_Set exercise_
Which lines hold the string "STANDARD"? Copy every one of them.

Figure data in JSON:

==*==

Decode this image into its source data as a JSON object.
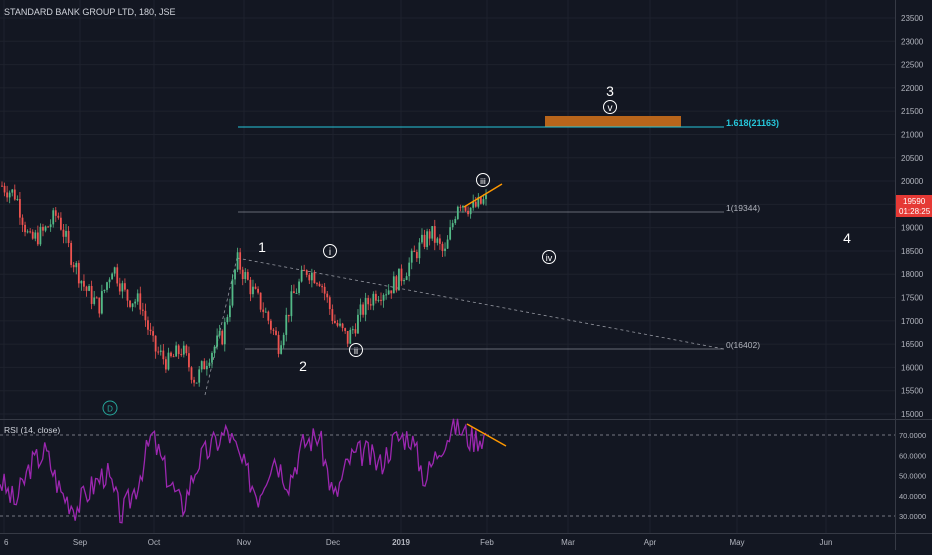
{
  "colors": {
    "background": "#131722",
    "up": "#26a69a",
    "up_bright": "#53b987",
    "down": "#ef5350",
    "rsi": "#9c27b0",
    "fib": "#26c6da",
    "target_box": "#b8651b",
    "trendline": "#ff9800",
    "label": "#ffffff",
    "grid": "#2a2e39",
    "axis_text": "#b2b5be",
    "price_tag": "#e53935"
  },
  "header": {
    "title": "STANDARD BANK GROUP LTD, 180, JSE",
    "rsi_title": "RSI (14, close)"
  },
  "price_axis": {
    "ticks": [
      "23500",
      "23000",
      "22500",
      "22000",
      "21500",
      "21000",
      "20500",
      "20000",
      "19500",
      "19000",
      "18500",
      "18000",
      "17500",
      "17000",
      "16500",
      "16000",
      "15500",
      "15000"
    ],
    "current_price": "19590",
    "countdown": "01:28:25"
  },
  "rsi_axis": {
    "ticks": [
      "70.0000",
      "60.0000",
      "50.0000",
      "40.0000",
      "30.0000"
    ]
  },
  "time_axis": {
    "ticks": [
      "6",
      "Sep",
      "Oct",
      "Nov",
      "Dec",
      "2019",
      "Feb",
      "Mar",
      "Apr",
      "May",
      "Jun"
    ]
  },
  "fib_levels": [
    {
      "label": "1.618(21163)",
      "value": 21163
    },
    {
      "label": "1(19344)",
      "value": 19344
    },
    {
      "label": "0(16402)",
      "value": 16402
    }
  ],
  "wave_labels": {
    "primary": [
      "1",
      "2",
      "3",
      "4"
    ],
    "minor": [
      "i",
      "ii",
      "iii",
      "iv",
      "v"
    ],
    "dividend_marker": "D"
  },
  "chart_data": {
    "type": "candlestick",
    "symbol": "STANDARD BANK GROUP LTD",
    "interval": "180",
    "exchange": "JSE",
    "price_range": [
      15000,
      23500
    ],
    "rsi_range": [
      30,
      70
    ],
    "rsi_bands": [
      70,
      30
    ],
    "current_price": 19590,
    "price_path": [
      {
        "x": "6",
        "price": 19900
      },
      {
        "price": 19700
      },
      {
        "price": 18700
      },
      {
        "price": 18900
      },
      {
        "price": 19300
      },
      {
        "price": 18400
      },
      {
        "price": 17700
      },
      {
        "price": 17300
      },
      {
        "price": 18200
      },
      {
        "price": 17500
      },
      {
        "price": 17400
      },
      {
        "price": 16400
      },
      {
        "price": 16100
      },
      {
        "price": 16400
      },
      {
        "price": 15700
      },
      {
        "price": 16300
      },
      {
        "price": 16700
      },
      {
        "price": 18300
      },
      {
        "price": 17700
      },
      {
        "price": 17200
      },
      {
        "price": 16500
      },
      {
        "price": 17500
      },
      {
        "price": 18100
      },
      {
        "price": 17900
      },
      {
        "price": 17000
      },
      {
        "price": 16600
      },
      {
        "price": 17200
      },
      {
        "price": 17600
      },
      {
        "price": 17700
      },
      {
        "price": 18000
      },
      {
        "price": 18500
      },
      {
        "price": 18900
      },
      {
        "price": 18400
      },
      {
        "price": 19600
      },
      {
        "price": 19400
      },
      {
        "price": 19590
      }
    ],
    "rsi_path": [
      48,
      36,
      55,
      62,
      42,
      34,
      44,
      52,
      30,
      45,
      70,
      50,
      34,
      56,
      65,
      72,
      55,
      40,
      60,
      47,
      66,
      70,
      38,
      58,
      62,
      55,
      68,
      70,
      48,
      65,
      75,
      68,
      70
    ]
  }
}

==*==

_Response below_
    "title": "STANDARD BANK GROUP LTD, 180, JSE",
    "symbol": "STANDARD BANK GROUP LTD",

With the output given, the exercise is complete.